----- DATASET CONTENT -----

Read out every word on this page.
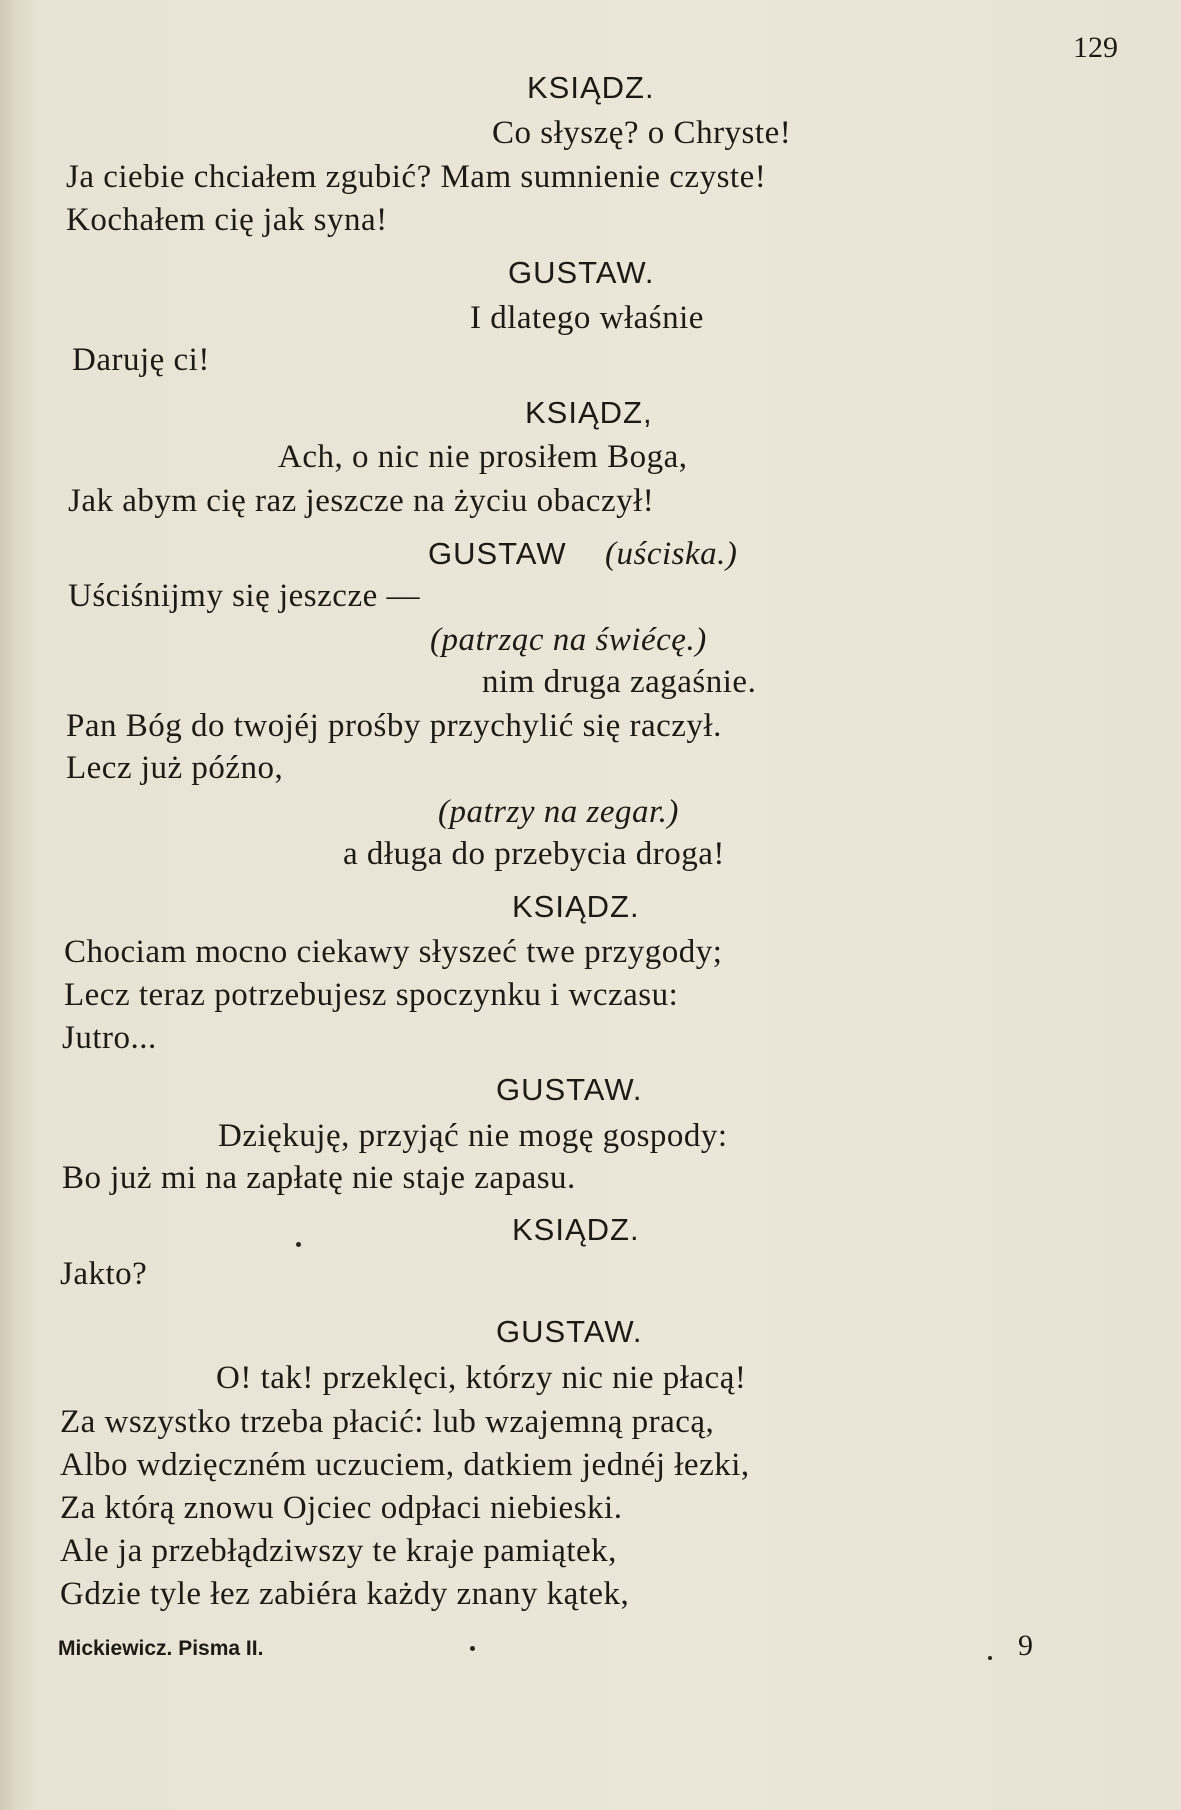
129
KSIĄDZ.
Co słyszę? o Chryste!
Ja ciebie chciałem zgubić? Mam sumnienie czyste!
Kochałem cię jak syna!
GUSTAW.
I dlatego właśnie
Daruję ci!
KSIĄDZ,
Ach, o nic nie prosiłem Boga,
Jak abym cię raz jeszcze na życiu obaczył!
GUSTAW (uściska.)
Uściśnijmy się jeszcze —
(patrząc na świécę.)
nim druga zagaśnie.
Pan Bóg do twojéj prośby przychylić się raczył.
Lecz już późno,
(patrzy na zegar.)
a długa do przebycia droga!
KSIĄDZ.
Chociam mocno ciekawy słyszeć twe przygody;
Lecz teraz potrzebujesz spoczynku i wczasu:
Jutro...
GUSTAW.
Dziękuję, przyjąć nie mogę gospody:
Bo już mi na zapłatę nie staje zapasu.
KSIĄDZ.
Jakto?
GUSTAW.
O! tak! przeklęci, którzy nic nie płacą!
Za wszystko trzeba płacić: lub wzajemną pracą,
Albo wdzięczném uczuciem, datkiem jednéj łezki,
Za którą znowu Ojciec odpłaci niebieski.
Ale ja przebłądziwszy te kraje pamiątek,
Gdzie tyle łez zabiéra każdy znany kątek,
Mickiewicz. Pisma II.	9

-----

DIRECTIONS: Quote everything in the listing above exactly; pictures are the only thing to omit.

SOLUTION TO THE EXERCISE:
Read out every word on this page.
129
KSIĄDZ.
Co słyszę? o Chryste!
Ja ciebie chciałem zgubić? Mam sumnienie czyste!
Kochałem cię jak syna!
GUSTAW.
I dlatego właśnie
Daruję ci!
KSIĄDZ,
Ach, o nic nie prosiłem Boga,
Jak abym cię raz jeszcze na życiu obaczył!
GUSTAW (uściska.)
Uściśnijmy się jeszcze —
(patrząc na świécę.)
nim druga zagaśnie.
Pan Bóg do twojéj prośby przychylić się raczył.
Lecz już późno,
(patrzy na zegar.)
a długa do przebycia droga!
KSIĄDZ.
Chociam mocno ciekawy słyszeć twe przygody;
Lecz teraz potrzebujesz spoczynku i wczasu:
Jutro...
GUSTAW.
Dziękuję, przyjąć nie mogę gospody:
Bo już mi na zapłatę nie staje zapasu.
KSIĄDZ.
Jakto?
GUSTAW.
O! tak! przeklęci, którzy nic nie płacą!
Za wszystko trzeba płacić: lub wzajemną pracą,
Albo wdzięczném uczuciem, datkiem jednéj łezki,
Za którą znowu Ojciec odpłaci niebieski.
Ale ja przebłądziwszy te kraje pamiątek,
Gdzie tyle łez zabiéra każdy znany kątek,
Mickiewicz. Pisma II.	9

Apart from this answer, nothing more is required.